** START OF Given records **

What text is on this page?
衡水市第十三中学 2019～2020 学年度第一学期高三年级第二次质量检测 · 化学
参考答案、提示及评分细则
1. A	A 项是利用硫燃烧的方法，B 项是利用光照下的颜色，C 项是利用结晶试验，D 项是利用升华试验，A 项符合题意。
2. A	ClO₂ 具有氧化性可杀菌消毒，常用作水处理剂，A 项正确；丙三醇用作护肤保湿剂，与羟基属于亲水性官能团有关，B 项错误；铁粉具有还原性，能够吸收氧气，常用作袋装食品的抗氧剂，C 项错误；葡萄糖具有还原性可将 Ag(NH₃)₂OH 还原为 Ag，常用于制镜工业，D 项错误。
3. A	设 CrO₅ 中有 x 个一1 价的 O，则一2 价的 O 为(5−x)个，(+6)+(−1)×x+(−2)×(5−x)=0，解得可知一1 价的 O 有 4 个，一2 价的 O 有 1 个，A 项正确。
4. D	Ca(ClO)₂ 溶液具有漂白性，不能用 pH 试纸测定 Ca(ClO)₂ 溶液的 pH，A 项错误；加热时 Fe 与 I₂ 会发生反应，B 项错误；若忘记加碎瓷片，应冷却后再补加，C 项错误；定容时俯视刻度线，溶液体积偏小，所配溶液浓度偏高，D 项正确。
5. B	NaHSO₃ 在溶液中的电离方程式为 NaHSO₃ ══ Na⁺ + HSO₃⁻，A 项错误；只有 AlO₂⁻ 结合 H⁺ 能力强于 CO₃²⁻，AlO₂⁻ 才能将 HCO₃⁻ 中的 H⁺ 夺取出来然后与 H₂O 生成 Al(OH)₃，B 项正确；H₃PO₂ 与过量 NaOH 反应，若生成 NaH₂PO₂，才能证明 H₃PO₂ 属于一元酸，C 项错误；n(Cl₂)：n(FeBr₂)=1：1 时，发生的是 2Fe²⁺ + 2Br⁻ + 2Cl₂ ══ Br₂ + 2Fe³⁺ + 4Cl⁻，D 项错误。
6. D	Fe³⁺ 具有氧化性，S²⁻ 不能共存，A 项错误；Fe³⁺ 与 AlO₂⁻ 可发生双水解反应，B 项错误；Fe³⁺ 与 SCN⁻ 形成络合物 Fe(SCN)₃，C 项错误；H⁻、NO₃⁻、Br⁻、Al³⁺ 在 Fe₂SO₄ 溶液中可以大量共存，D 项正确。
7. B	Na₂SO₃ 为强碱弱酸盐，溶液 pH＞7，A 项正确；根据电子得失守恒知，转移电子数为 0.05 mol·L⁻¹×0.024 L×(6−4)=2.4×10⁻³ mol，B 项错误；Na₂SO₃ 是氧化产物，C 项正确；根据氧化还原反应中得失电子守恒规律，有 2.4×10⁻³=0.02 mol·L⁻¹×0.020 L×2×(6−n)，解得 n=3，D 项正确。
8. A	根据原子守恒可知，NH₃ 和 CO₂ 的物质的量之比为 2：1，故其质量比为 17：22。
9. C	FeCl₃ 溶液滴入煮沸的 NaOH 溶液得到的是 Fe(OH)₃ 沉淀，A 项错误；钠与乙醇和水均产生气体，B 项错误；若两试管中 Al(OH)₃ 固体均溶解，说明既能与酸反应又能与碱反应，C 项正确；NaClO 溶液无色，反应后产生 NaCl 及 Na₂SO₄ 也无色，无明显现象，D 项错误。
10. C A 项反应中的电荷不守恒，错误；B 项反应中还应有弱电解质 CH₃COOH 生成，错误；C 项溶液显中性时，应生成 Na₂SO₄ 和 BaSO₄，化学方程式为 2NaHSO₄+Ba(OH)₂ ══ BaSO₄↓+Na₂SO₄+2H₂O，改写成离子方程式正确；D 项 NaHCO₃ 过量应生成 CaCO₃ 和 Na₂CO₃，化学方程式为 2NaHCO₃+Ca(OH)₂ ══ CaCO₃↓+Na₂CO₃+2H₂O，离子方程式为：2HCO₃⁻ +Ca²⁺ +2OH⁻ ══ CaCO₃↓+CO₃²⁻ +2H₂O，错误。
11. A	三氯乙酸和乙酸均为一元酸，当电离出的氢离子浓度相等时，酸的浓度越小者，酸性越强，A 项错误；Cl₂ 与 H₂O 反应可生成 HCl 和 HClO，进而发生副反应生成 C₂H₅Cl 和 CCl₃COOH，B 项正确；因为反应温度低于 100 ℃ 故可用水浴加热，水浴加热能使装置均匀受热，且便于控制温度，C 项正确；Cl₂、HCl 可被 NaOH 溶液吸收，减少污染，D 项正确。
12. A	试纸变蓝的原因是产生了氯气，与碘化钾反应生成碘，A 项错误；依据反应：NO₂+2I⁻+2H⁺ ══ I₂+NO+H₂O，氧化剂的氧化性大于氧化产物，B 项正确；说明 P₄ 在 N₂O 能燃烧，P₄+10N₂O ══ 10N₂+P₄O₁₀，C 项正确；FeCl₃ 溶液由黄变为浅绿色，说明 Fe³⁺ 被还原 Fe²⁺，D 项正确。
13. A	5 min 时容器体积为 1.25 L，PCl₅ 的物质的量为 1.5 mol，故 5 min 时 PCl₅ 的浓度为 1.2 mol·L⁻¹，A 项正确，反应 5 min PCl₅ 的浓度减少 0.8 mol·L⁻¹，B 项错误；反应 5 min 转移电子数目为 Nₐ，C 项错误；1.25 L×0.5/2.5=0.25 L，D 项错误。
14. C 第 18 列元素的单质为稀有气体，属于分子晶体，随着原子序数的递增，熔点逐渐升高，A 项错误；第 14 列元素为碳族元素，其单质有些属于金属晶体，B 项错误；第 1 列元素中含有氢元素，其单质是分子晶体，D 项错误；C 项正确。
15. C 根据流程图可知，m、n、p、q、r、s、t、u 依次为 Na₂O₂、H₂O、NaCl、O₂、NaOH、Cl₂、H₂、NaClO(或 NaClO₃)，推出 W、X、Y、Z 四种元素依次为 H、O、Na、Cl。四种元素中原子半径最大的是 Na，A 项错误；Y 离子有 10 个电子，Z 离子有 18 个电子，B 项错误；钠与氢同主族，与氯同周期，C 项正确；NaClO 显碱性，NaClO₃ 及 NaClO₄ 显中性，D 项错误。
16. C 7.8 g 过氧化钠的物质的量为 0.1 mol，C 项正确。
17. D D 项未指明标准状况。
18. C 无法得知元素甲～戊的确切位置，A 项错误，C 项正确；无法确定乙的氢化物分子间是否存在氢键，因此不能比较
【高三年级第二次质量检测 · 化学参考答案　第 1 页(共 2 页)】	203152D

** END OF Given records **

Your task >>
Write out every line exactly as it stands.

The output >>
What text is on this page?
衡水市第十三中学 2019～2020 学年度第一学期高三年级第二次质量检测 · 化学
参考答案、提示及评分细则
1. A	A 项是利用硫燃烧的方法，B 项是利用光照下的颜色，C 项是利用结晶试验，D 项是利用升华试验，A 项符合题意。
2. A	ClO₂ 具有氧化性可杀菌消毒，常用作水处理剂，A 项正确；丙三醇用作护肤保湿剂，与羟基属于亲水性官能团有关，B 项错误；铁粉具有还原性，能够吸收氧气，常用作袋装食品的抗氧剂，C 项错误；葡萄糖具有还原性可将 Ag(NH₃)₂OH 还原为 Ag，常用于制镜工业，D 项错误。
3. A	设 CrO₅ 中有 x 个一1 价的 O，则一2 价的 O 为(5−x)个，(+6)+(−1)×x+(−2)×(5−x)=0，解得可知一1 价的 O 有 4 个，一2 价的 O 有 1 个，A 项正确。
4. D	Ca(ClO)₂ 溶液具有漂白性，不能用 pH 试纸测定 Ca(ClO)₂ 溶液的 pH，A 项错误；加热时 Fe 与 I₂ 会发生反应，B 项错误；若忘记加碎瓷片，应冷却后再补加，C 项错误；定容时俯视刻度线，溶液体积偏小，所配溶液浓度偏高，D 项正确。
5. B	NaHSO₃ 在溶液中的电离方程式为 NaHSO₃ ══ Na⁺ + HSO₃⁻，A 项错误；只有 AlO₂⁻ 结合 H⁺ 能力强于 CO₃²⁻，AlO₂⁻ 才能将 HCO₃⁻ 中的 H⁺ 夺取出来然后与 H₂O 生成 Al(OH)₃，B 项正确；H₃PO₂ 与过量 NaOH 反应，若生成 NaH₂PO₂，才能证明 H₃PO₂ 属于一元酸，C 项错误；n(Cl₂)：n(FeBr₂)=1：1 时，发生的是 2Fe²⁺ + 2Br⁻ + 2Cl₂ ══ Br₂ + 2Fe³⁺ + 4Cl⁻，D 项错误。
6. D	Fe³⁺ 具有氧化性，S²⁻ 不能共存，A 项错误；Fe³⁺ 与 AlO₂⁻ 可发生双水解反应，B 项错误；Fe³⁺ 与 SCN⁻ 形成络合物 Fe(SCN)₃，C 项错误；H⁻、NO₃⁻、Br⁻、Al³⁺ 在 Fe₂SO₄ 溶液中可以大量共存，D 项正确。
7. B	Na₂SO₃ 为强碱弱酸盐，溶液 pH＞7，A 项正确；根据电子得失守恒知，转移电子数为 0.05 mol·L⁻¹×0.024 L×(6−4)=2.4×10⁻³ mol，B 项错误；Na₂SO₃ 是氧化产物，C 项正确；根据氧化还原反应中得失电子守恒规律，有 2.4×10⁻³=0.02 mol·L⁻¹×0.020 L×2×(6−n)，解得 n=3，D 项正确。
8. A	根据原子守恒可知，NH₃ 和 CO₂ 的物质的量之比为 2：1，故其质量比为 17：22。
9. C	FeCl₃ 溶液滴入煮沸的 NaOH 溶液得到的是 Fe(OH)₃ 沉淀，A 项错误；钠与乙醇和水均产生气体，B 项错误；若两试管中 Al(OH)₃ 固体均溶解，说明既能与酸反应又能与碱反应，C 项正确；NaClO 溶液无色，反应后产生 NaCl 及 Na₂SO₄ 也无色，无明显现象，D 项错误。
10. C A 项反应中的电荷不守恒，错误；B 项反应中还应有弱电解质 CH₃COOH 生成，错误；C 项溶液显中性时，应生成 Na₂SO₄ 和 BaSO₄，化学方程式为 2NaHSO₄+Ba(OH)₂ ══ BaSO₄↓+Na₂SO₄+2H₂O，改写成离子方程式正确；D 项 NaHCO₃ 过量应生成 CaCO₃ 和 Na₂CO₃，化学方程式为 2NaHCO₃+Ca(OH)₂ ══ CaCO₃↓+Na₂CO₃+2H₂O，离子方程式为：2HCO₃⁻ +Ca²⁺ +2OH⁻ ══ CaCO₃↓+CO₃²⁻ +2H₂O，错误。
11. A	三氯乙酸和乙酸均为一元酸，当电离出的氢离子浓度相等时，酸的浓度越小者，酸性越强，A 项错误；Cl₂ 与 H₂O 反应可生成 HCl 和 HClO，进而发生副反应生成 C₂H₅Cl 和 CCl₃COOH，B 项正确；因为反应温度低于 100 ℃ 故可用水浴加热，水浴加热能使装置均匀受热，且便于控制温度，C 项正确；Cl₂、HCl 可被 NaOH 溶液吸收，减少污染，D 项正确。
12. A	试纸变蓝的原因是产生了氯气，与碘化钾反应生成碘，A 项错误；依据反应：NO₂+2I⁻+2H⁺ ══ I₂+NO+H₂O，氧化剂的氧化性大于氧化产物，B 项正确；说明 P₄ 在 N₂O 能燃烧，P₄+10N₂O ══ 10N₂+P₄O₁₀，C 项正确；FeCl₃ 溶液由黄变为浅绿色，说明 Fe³⁺ 被还原 Fe²⁺，D 项正确。
13. A	5 min 时容器体积为 1.25 L，PCl₅ 的物质的量为 1.5 mol，故 5 min 时 PCl₅ 的浓度为 1.2 mol·L⁻¹，A 项正确，反应 5 min PCl₅ 的浓度减少 0.8 mol·L⁻¹，B 项错误；反应 5 min 转移电子数目为 Nₐ，C 项错误；1.25 L×0.5/2.5=0.25 L，D 项错误。
14. C 第 18 列元素的单质为稀有气体，属于分子晶体，随着原子序数的递增，熔点逐渐升高，A 项错误；第 14 列元素为碳族元素，其单质有些属于金属晶体，B 项错误；第 1 列元素中含有氢元素，其单质是分子晶体，D 项错误；C 项正确。
15. C 根据流程图可知，m、n、p、q、r、s、t、u 依次为 Na₂O₂、H₂O、NaCl、O₂、NaOH、Cl₂、H₂、NaClO(或 NaClO₃)，推出 W、X、Y、Z 四种元素依次为 H、O、Na、Cl。四种元素中原子半径最大的是 Na，A 项错误；Y 离子有 10 个电子，Z 离子有 18 个电子，B 项错误；钠与氢同主族，与氯同周期，C 项正确；NaClO 显碱性，NaClO₃ 及 NaClO₄ 显中性，D 项错误。
16. C 7.8 g 过氧化钠的物质的量为 0.1 mol，C 项正确。
17. D D 项未指明标准状况。
18. C 无法得知元素甲～戊的确切位置，A 项错误，C 项正确；无法确定乙的氢化物分子间是否存在氢键，因此不能比较
【高三年级第二次质量检测 · 化学参考答案　第 1 页(共 2 页)】	203152D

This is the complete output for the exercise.